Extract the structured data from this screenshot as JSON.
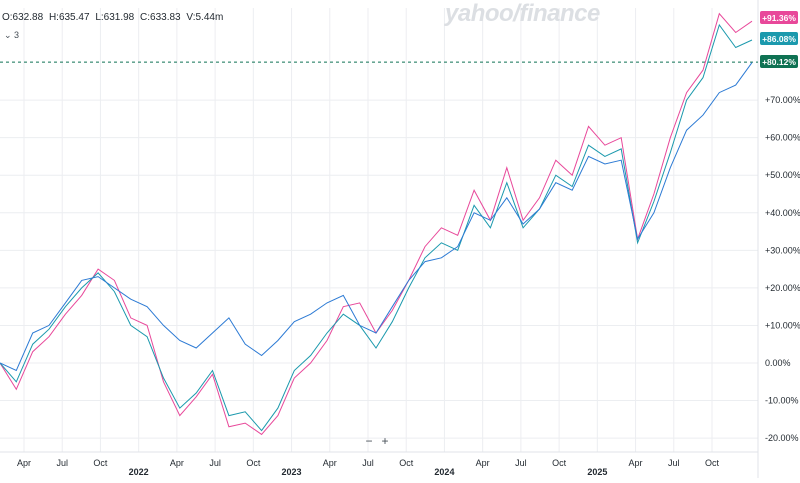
{
  "header": {
    "open": "O:632.88",
    "high": "H:635.47",
    "low": "L:631.98",
    "close": "C:633.83",
    "volume": "V:5.44m",
    "compare_toggle": "⌄ 3"
  },
  "watermark": "yahoo/finance",
  "zoom": {
    "minus": "−",
    "plus": "+"
  },
  "chart_data": {
    "type": "line",
    "ylabel": "",
    "xlabel": "",
    "ylim": [
      -22,
      100
    ],
    "y_ticks": [
      {
        "v": 70,
        "label": "+70.00%"
      },
      {
        "v": 60,
        "label": "+60.00%"
      },
      {
        "v": 50,
        "label": "+50.00%"
      },
      {
        "v": 40,
        "label": "+40.00%"
      },
      {
        "v": 30,
        "label": "+30.00%"
      },
      {
        "v": 20,
        "label": "+20.00%"
      },
      {
        "v": 10,
        "label": "+10.00%"
      },
      {
        "v": 0,
        "label": "0.00%"
      },
      {
        "v": -10,
        "label": "-10.00%"
      },
      {
        "v": -20,
        "label": "-20.00%"
      }
    ],
    "x_ticks": [
      {
        "label": "Apr",
        "major": false
      },
      {
        "label": "Jul",
        "major": false
      },
      {
        "label": "Oct",
        "major": false
      },
      {
        "label": "2022",
        "major": true
      },
      {
        "label": "Apr",
        "major": false
      },
      {
        "label": "Jul",
        "major": false
      },
      {
        "label": "Oct",
        "major": false
      },
      {
        "label": "2023",
        "major": true
      },
      {
        "label": "Apr",
        "major": false
      },
      {
        "label": "Jul",
        "major": false
      },
      {
        "label": "Oct",
        "major": false
      },
      {
        "label": "2024",
        "major": true
      },
      {
        "label": "Apr",
        "major": false
      },
      {
        "label": "Jul",
        "major": false
      },
      {
        "label": "Oct",
        "major": false
      },
      {
        "label": "2025",
        "major": true
      },
      {
        "label": "Apr",
        "major": false
      },
      {
        "label": "Jul",
        "major": false
      },
      {
        "label": "Oct",
        "major": false
      }
    ],
    "current_price_line": 80.12,
    "series": [
      {
        "color": "#e8489a",
        "end_label": "+91.36%",
        "label_color": "#e8489a",
        "values": [
          0,
          -7,
          3,
          7,
          13,
          18,
          25,
          22,
          12,
          10,
          -5,
          -14,
          -9,
          -3,
          -17,
          -16,
          -19,
          -14,
          -4,
          0,
          6,
          15,
          16,
          8,
          14,
          22,
          31,
          36,
          34,
          46,
          38,
          52,
          38,
          44,
          54,
          50,
          63,
          58,
          60,
          33,
          45,
          60,
          72,
          78,
          93,
          88,
          91
        ]
      },
      {
        "color": "#1b99ad",
        "end_label": "+86.08%",
        "label_color": "#1b99ad",
        "values": [
          0,
          -5,
          5,
          9,
          15,
          20,
          24,
          19,
          10,
          7,
          -4,
          -12,
          -8,
          -2,
          -14,
          -13,
          -18,
          -12,
          -2,
          2,
          8,
          13,
          10,
          4,
          11,
          20,
          28,
          32,
          30,
          42,
          36,
          48,
          36,
          41,
          50,
          47,
          58,
          55,
          57,
          32,
          43,
          56,
          70,
          76,
          90,
          84,
          86
        ]
      },
      {
        "color": "#2c7ad4",
        "end_label": "+80.12%",
        "label_color": "#0f7253",
        "values": [
          0,
          -2,
          8,
          10,
          16,
          22,
          23,
          20,
          17,
          15,
          10,
          6,
          4,
          8,
          12,
          5,
          2,
          6,
          11,
          13,
          16,
          18,
          10,
          8,
          15,
          22,
          27,
          28,
          31,
          40,
          38,
          44,
          37,
          41,
          48,
          46,
          55,
          53,
          54,
          33,
          40,
          52,
          62,
          66,
          72,
          74,
          80
        ]
      }
    ]
  }
}
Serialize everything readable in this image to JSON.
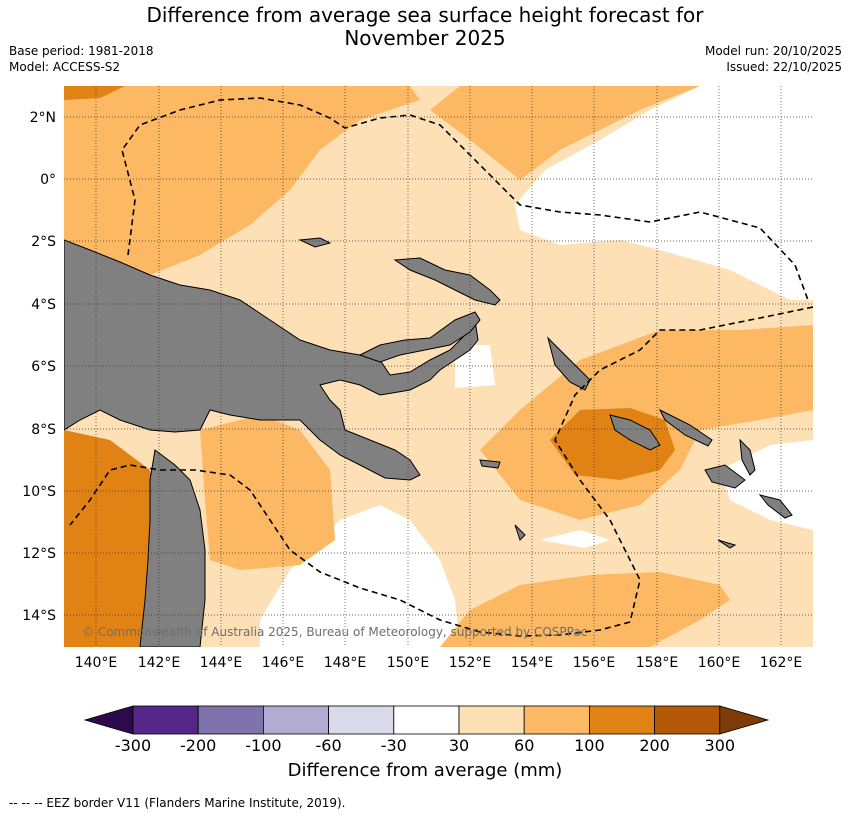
{
  "title_line1": "Difference from average sea surface height forecast for",
  "title_line2": "November 2025",
  "base_period": "Base period: 1981-2018",
  "model": "Model: ACCESS-S2",
  "model_run": "Model run: 20/10/2025",
  "issued": "Issued: 22/10/2025",
  "lat_labels": [
    "2°N",
    "0°",
    "2°S",
    "4°S",
    "6°S",
    "8°S",
    "10°S",
    "12°S",
    "14°S"
  ],
  "lon_labels": [
    "140°E",
    "142°E",
    "144°E",
    "146°E",
    "148°E",
    "150°E",
    "152°E",
    "154°E",
    "156°E",
    "158°E",
    "160°E",
    "162°E"
  ],
  "copyright": "© Commonwealth of Australia 2025, Bureau of Meteorology, supported by COSPPac",
  "colorbar": {
    "ticks": [
      "-300",
      "-200",
      "-100",
      "-60",
      "-30",
      "30",
      "60",
      "100",
      "200",
      "300"
    ],
    "colors": [
      "#2d0a4e",
      "#542788",
      "#8073ac",
      "#b2abd2",
      "#d8daeb",
      "#ffffff",
      "#fee0b6",
      "#fdb863",
      "#e08214",
      "#b35806",
      "#7f3b08"
    ],
    "label": "Difference from average (mm)"
  },
  "footnote": "--  --  -- EEZ border V11 (Flanders Marine Institute, 2019)."
}
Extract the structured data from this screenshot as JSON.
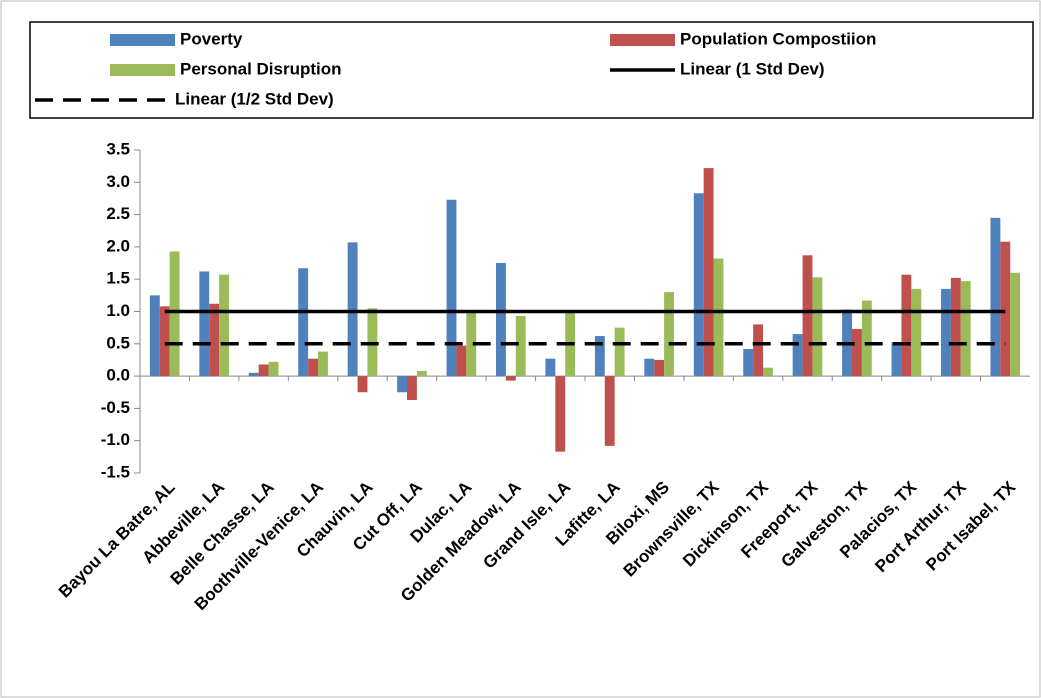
{
  "chart_data": {
    "type": "bar",
    "categories": [
      "Bayou La Batre, AL",
      "Abbeville, LA",
      "Belle Chasse, LA",
      "Boothville-Venice, LA",
      "Chauvin, LA",
      "Cut Off, LA",
      "Dulac, LA",
      "Golden Meadow, LA",
      "Grand Isle, LA",
      "Lafitte, LA",
      "Biloxi, MS",
      "Brownsville, TX",
      "Dickinson, TX",
      "Freeport, TX",
      "Galveston, TX",
      "Palacios, TX",
      "Port Arthur, TX",
      "Port Isabel, TX"
    ],
    "series": [
      {
        "name": "Poverty",
        "color": "#4f81bd",
        "values": [
          1.25,
          1.62,
          0.05,
          1.67,
          2.07,
          -0.25,
          2.73,
          1.75,
          0.27,
          0.62,
          0.27,
          2.83,
          0.42,
          0.65,
          1.03,
          0.52,
          1.35,
          2.45
        ]
      },
      {
        "name": "Population Compostiion",
        "color": "#c0504d",
        "values": [
          1.08,
          1.12,
          0.18,
          0.27,
          -0.25,
          -0.37,
          0.47,
          -0.07,
          -1.17,
          -1.08,
          0.25,
          3.22,
          0.8,
          1.87,
          0.73,
          1.57,
          1.52,
          2.08
        ]
      },
      {
        "name": "Personal Disruption",
        "color": "#9bbb59",
        "values": [
          1.93,
          1.57,
          0.22,
          0.38,
          1.05,
          0.08,
          1.0,
          0.93,
          1.0,
          0.75,
          1.3,
          1.82,
          0.13,
          1.53,
          1.17,
          1.35,
          1.47,
          1.6
        ]
      },
      {
        "name": "Linear (1 Std Dev)",
        "color": "#000000",
        "kind": "line",
        "values": [
          1,
          1,
          1,
          1,
          1,
          1,
          1,
          1,
          1,
          1,
          1,
          1,
          1,
          1,
          1,
          1,
          1,
          1
        ]
      },
      {
        "name": "Linear (1/2 Std Dev)",
        "color": "#000000",
        "kind": "line",
        "dashed": true,
        "values": [
          0.5,
          0.5,
          0.5,
          0.5,
          0.5,
          0.5,
          0.5,
          0.5,
          0.5,
          0.5,
          0.5,
          0.5,
          0.5,
          0.5,
          0.5,
          0.5,
          0.5,
          0.5
        ]
      }
    ],
    "ylim": [
      -1.5,
      3.5
    ],
    "yticks": [
      -1.5,
      {
        "value": -1,
        "label": "-1.0"
      },
      -0.5,
      {
        "value": 0,
        "label": "0.0"
      },
      0.5,
      {
        "value": 1,
        "label": "1.0"
      },
      1.5,
      {
        "value": 2,
        "label": "2.0"
      },
      2.5,
      {
        "value": 3,
        "label": "3.0"
      },
      3.5
    ],
    "legend": "top"
  }
}
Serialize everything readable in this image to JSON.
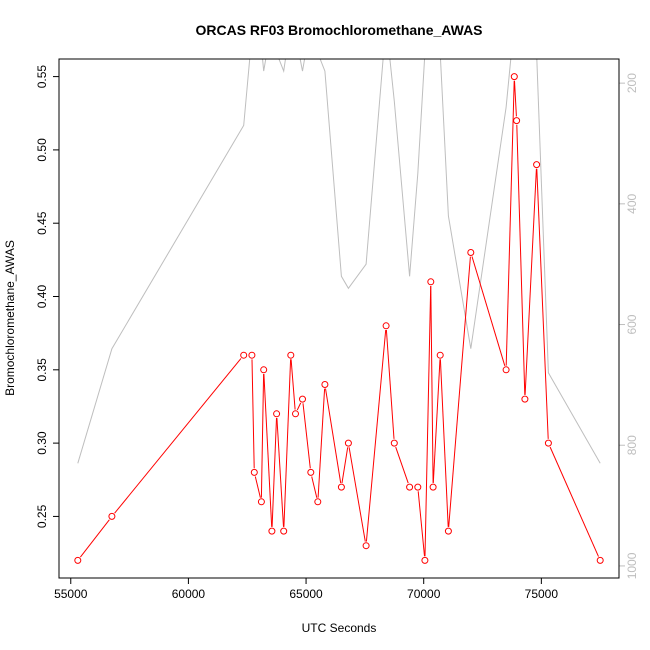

******************************

Search the material above for "name". Pull out each line where it shows up.

        "name": "Poverty",
        "name": "Population Compostiion",
        "name": "Personal Disruption",
        "name": "Linear (1 Std Dev)",
        "name": "Linear (1/2 Std Dev)",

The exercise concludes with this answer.